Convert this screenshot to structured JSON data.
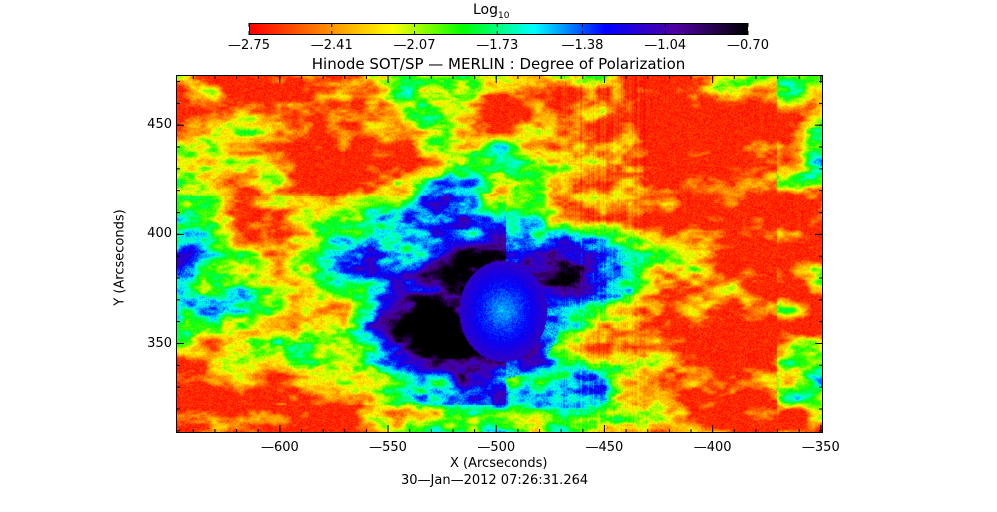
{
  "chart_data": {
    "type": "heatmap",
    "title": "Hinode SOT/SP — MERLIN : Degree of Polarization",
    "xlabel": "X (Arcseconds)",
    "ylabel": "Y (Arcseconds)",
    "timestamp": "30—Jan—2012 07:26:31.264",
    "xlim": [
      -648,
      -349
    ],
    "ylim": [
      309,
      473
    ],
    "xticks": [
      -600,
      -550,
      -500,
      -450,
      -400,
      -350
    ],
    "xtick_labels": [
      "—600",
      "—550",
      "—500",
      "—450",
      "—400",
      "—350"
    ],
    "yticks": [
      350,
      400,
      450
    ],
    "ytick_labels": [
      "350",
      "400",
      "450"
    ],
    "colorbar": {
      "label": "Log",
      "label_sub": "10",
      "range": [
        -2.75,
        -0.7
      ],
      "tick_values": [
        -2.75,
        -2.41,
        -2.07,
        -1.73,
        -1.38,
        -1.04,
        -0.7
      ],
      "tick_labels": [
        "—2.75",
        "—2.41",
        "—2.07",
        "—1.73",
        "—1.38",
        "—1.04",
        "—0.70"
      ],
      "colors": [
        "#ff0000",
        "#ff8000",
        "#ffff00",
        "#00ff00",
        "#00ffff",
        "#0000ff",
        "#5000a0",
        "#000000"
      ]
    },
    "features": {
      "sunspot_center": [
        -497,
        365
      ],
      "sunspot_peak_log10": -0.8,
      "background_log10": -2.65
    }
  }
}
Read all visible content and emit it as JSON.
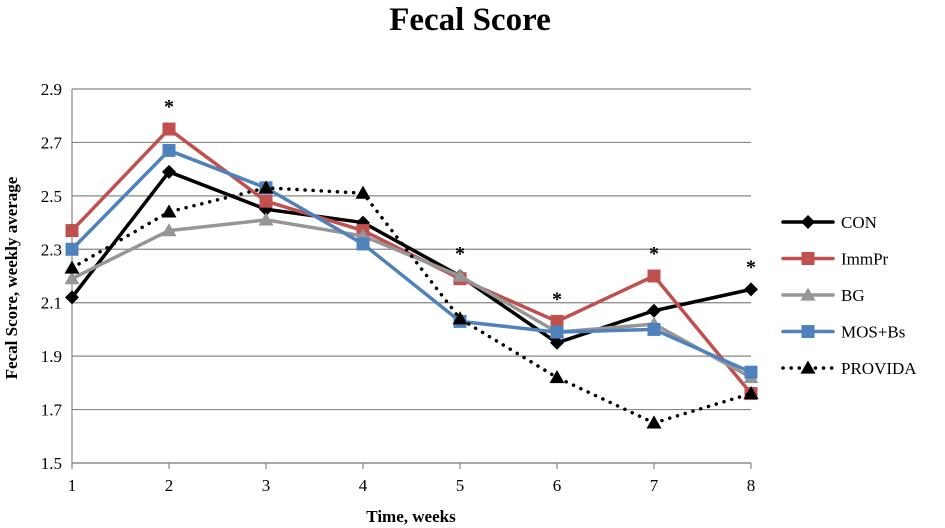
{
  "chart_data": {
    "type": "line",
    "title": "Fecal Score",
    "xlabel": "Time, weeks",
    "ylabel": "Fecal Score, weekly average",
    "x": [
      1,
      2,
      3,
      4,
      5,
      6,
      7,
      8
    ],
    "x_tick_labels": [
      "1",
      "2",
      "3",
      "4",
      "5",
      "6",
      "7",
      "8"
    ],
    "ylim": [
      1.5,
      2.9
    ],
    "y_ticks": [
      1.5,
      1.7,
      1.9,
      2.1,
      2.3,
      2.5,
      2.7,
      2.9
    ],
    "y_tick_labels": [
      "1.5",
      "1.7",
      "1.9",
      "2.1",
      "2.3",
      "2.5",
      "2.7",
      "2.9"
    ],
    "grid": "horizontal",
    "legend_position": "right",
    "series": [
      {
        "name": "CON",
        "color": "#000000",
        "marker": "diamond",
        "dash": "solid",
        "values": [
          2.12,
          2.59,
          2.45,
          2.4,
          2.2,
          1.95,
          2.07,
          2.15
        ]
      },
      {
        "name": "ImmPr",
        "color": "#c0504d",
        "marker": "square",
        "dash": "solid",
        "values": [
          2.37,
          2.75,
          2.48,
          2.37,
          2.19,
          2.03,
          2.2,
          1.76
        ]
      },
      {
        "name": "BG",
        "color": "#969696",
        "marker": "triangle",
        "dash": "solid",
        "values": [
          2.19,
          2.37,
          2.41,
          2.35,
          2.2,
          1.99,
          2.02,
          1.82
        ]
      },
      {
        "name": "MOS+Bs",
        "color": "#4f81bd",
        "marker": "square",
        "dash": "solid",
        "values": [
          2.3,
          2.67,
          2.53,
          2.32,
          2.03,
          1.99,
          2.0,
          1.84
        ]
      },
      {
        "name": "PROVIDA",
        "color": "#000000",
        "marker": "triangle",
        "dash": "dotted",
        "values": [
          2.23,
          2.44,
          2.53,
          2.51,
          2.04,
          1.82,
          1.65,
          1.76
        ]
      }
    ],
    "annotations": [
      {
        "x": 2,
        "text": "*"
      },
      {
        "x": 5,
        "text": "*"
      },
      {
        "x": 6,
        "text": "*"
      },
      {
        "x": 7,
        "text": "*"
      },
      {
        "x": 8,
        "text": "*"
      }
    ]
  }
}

------------------------------

▸ **SET TASK**
Quote every line of the records above exactly; no picture is to be copied.

▸ **CORRECT RESPONSE**
Convert this screenshot to structured JSON data.
{
  "chart_data": {
    "type": "heatmap",
    "title": "Hinode SOT/SP — MERLIN : Degree of Polarization",
    "xlabel": "X (Arcseconds)",
    "ylabel": "Y (Arcseconds)",
    "timestamp": "30—Jan—2012 07:26:31.264",
    "xlim": [
      -648,
      -349
    ],
    "ylim": [
      309,
      473
    ],
    "xticks": [
      -600,
      -550,
      -500,
      -450,
      -400,
      -350
    ],
    "xtick_labels": [
      "—600",
      "—550",
      "—500",
      "—450",
      "—400",
      "—350"
    ],
    "yticks": [
      350,
      400,
      450
    ],
    "ytick_labels": [
      "350",
      "400",
      "450"
    ],
    "colorbar": {
      "label": "Log",
      "label_sub": "10",
      "range": [
        -2.75,
        -0.7
      ],
      "tick_values": [
        -2.75,
        -2.41,
        -2.07,
        -1.73,
        -1.38,
        -1.04,
        -0.7
      ],
      "tick_labels": [
        "—2.75",
        "—2.41",
        "—2.07",
        "—1.73",
        "—1.38",
        "—1.04",
        "—0.70"
      ],
      "colors": [
        "#ff0000",
        "#ff8000",
        "#ffff00",
        "#00ff00",
        "#00ffff",
        "#0000ff",
        "#5000a0",
        "#000000"
      ]
    },
    "features": {
      "sunspot_center": [
        -497,
        365
      ],
      "sunspot_peak_log10": -0.8,
      "background_log10": -2.65
    }
  }
}
Read all visible content and emit it as JSON.
{
  "chart_data": {
    "type": "line",
    "title": "Fecal Score",
    "xlabel": "Time, weeks",
    "ylabel": "Fecal Score, weekly average",
    "x": [
      1,
      2,
      3,
      4,
      5,
      6,
      7,
      8
    ],
    "x_tick_labels": [
      "1",
      "2",
      "3",
      "4",
      "5",
      "6",
      "7",
      "8"
    ],
    "ylim": [
      1.5,
      2.9
    ],
    "y_ticks": [
      1.5,
      1.7,
      1.9,
      2.1,
      2.3,
      2.5,
      2.7,
      2.9
    ],
    "y_tick_labels": [
      "1.5",
      "1.7",
      "1.9",
      "2.1",
      "2.3",
      "2.5",
      "2.7",
      "2.9"
    ],
    "grid": "horizontal",
    "legend_position": "right",
    "series": [
      {
        "name": "CON",
        "color": "#000000",
        "marker": "diamond",
        "dash": "solid",
        "values": [
          2.12,
          2.59,
          2.45,
          2.4,
          2.2,
          1.95,
          2.07,
          2.15
        ]
      },
      {
        "name": "ImmPr",
        "color": "#c0504d",
        "marker": "square",
        "dash": "solid",
        "values": [
          2.37,
          2.75,
          2.48,
          2.37,
          2.19,
          2.03,
          2.2,
          1.76
        ]
      },
      {
        "name": "BG",
        "color": "#969696",
        "marker": "triangle",
        "dash": "solid",
        "values": [
          2.19,
          2.37,
          2.41,
          2.35,
          2.2,
          1.99,
          2.02,
          1.82
        ]
      },
      {
        "name": "MOS+Bs",
        "color": "#4f81bd",
        "marker": "square",
        "dash": "solid",
        "values": [
          2.3,
          2.67,
          2.53,
          2.32,
          2.03,
          1.99,
          2.0,
          1.84
        ]
      },
      {
        "name": "PROVIDA",
        "color": "#000000",
        "marker": "triangle",
        "dash": "dotted",
        "values": [
          2.23,
          2.44,
          2.53,
          2.51,
          2.04,
          1.82,
          1.65,
          1.76
        ]
      }
    ],
    "annotations": [
      {
        "x": 2,
        "text": "*"
      },
      {
        "x": 5,
        "text": "*"
      },
      {
        "x": 6,
        "text": "*"
      },
      {
        "x": 7,
        "text": "*"
      },
      {
        "x": 8,
        "text": "*"
      }
    ]
  }
}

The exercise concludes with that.